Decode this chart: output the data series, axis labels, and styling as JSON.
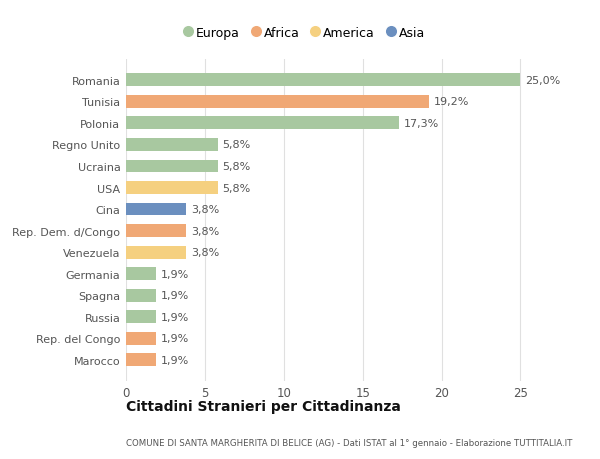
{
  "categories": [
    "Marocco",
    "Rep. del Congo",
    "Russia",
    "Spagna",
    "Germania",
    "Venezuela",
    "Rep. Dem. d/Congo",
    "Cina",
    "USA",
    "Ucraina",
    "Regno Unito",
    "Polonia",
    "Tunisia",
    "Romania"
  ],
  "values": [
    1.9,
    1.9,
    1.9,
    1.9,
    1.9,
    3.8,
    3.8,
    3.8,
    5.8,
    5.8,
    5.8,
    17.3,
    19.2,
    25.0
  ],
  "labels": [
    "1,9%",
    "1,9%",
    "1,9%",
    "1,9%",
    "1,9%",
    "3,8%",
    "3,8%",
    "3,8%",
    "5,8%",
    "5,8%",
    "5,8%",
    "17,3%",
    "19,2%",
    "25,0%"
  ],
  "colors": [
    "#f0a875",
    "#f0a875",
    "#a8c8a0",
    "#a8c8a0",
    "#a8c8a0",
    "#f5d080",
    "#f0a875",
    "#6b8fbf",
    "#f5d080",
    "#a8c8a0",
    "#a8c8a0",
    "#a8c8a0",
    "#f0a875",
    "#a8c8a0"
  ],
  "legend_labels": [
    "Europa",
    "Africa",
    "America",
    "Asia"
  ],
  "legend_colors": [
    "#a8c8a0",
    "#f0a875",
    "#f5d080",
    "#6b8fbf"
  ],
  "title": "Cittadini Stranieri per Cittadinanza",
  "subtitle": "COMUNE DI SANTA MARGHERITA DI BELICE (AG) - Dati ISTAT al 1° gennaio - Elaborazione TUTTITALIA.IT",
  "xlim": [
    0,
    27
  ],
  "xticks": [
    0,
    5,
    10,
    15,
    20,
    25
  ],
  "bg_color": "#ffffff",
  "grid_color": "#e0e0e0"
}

WHAT IS BEING ASKED: Quote each line of the listing exactly, but leave the pictures out.

ANSWER FOR THIS EXERCISE:
Decode this chart: output the data series, axis labels, and styling as JSON.
{
  "categories": [
    "Marocco",
    "Rep. del Congo",
    "Russia",
    "Spagna",
    "Germania",
    "Venezuela",
    "Rep. Dem. d/Congo",
    "Cina",
    "USA",
    "Ucraina",
    "Regno Unito",
    "Polonia",
    "Tunisia",
    "Romania"
  ],
  "values": [
    1.9,
    1.9,
    1.9,
    1.9,
    1.9,
    3.8,
    3.8,
    3.8,
    5.8,
    5.8,
    5.8,
    17.3,
    19.2,
    25.0
  ],
  "labels": [
    "1,9%",
    "1,9%",
    "1,9%",
    "1,9%",
    "1,9%",
    "3,8%",
    "3,8%",
    "3,8%",
    "5,8%",
    "5,8%",
    "5,8%",
    "17,3%",
    "19,2%",
    "25,0%"
  ],
  "colors": [
    "#f0a875",
    "#f0a875",
    "#a8c8a0",
    "#a8c8a0",
    "#a8c8a0",
    "#f5d080",
    "#f0a875",
    "#6b8fbf",
    "#f5d080",
    "#a8c8a0",
    "#a8c8a0",
    "#a8c8a0",
    "#f0a875",
    "#a8c8a0"
  ],
  "legend_labels": [
    "Europa",
    "Africa",
    "America",
    "Asia"
  ],
  "legend_colors": [
    "#a8c8a0",
    "#f0a875",
    "#f5d080",
    "#6b8fbf"
  ],
  "title": "Cittadini Stranieri per Cittadinanza",
  "subtitle": "COMUNE DI SANTA MARGHERITA DI BELICE (AG) - Dati ISTAT al 1° gennaio - Elaborazione TUTTITALIA.IT",
  "xlim": [
    0,
    27
  ],
  "xticks": [
    0,
    5,
    10,
    15,
    20,
    25
  ],
  "bg_color": "#ffffff",
  "grid_color": "#e0e0e0"
}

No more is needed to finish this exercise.